- Collected data -
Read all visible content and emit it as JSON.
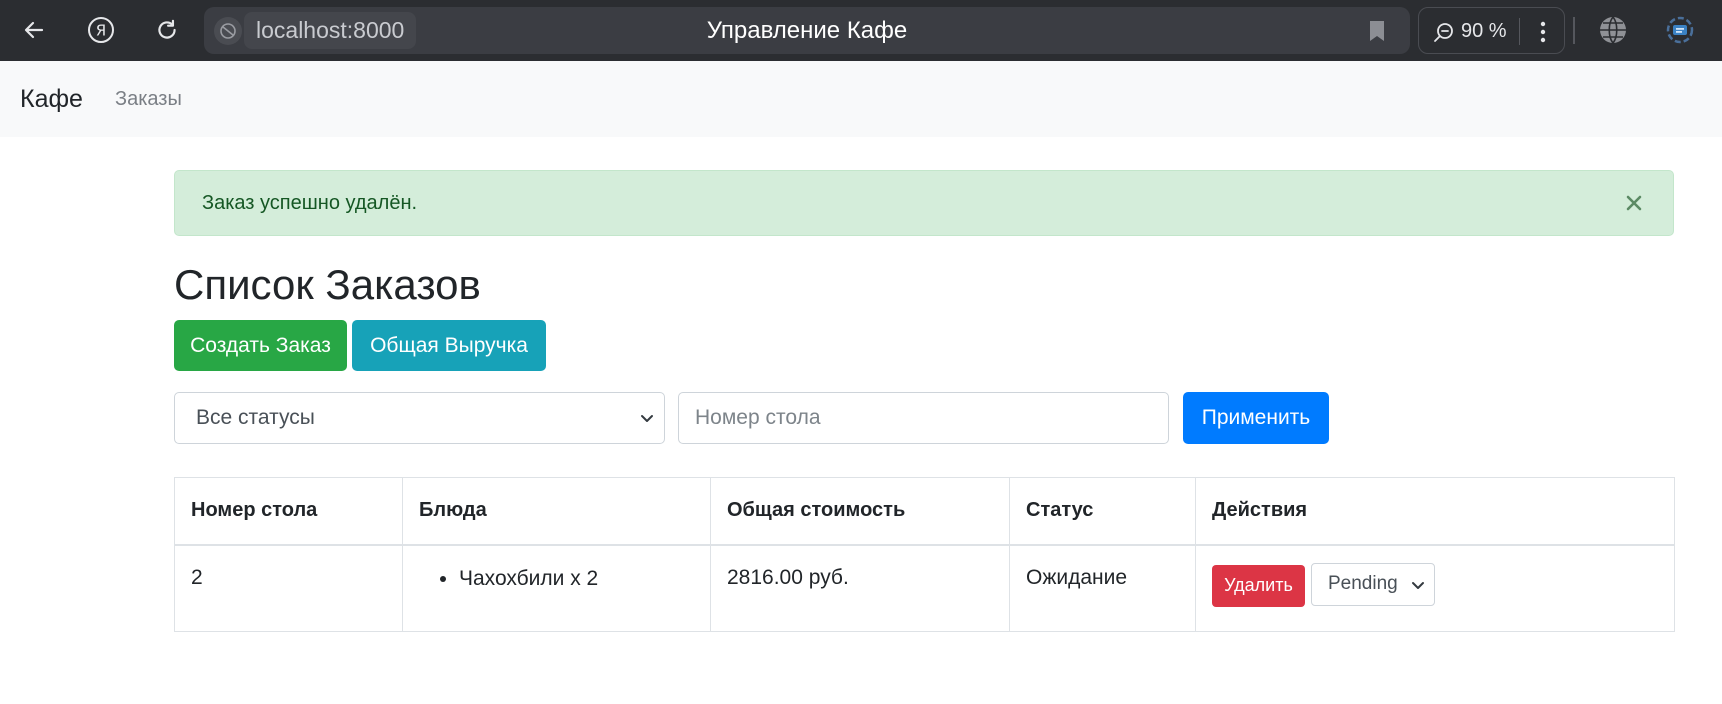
{
  "browser": {
    "url": "localhost:8000",
    "tab_title": "Управление Кафе",
    "zoom": "90 %"
  },
  "navbar": {
    "brand": "Кафе",
    "link_orders": "Заказы"
  },
  "alert": {
    "message": "Заказ успешно удалён.",
    "close_symbol": "×"
  },
  "page": {
    "title": "Список Заказов",
    "create_button": "Создать Заказ",
    "revenue_button": "Общая Выручка"
  },
  "filters": {
    "status_selected": "Все статусы",
    "table_placeholder": "Номер стола",
    "apply_button": "Применить"
  },
  "table": {
    "headers": [
      "Номер стола",
      "Блюда",
      "Общая стоимость",
      "Статус",
      "Действия"
    ],
    "rows": [
      {
        "table_number": "2",
        "dishes": [
          "Чахохбили x 2"
        ],
        "total": "2816.00 руб.",
        "status": "Ожидание",
        "delete_button": "Удалить",
        "status_select": "Pending"
      }
    ]
  },
  "colors": {
    "success": "#28a745",
    "info": "#17a2b8",
    "primary": "#007bff",
    "danger": "#dc3545",
    "alert_bg": "#d4edda"
  }
}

- AIM -
Extract every line above containing the word "Кафе".

- RESULT OF THIS EXERCISE -
    "tab_title": "Управление Кафе",
    "brand": "Кафе",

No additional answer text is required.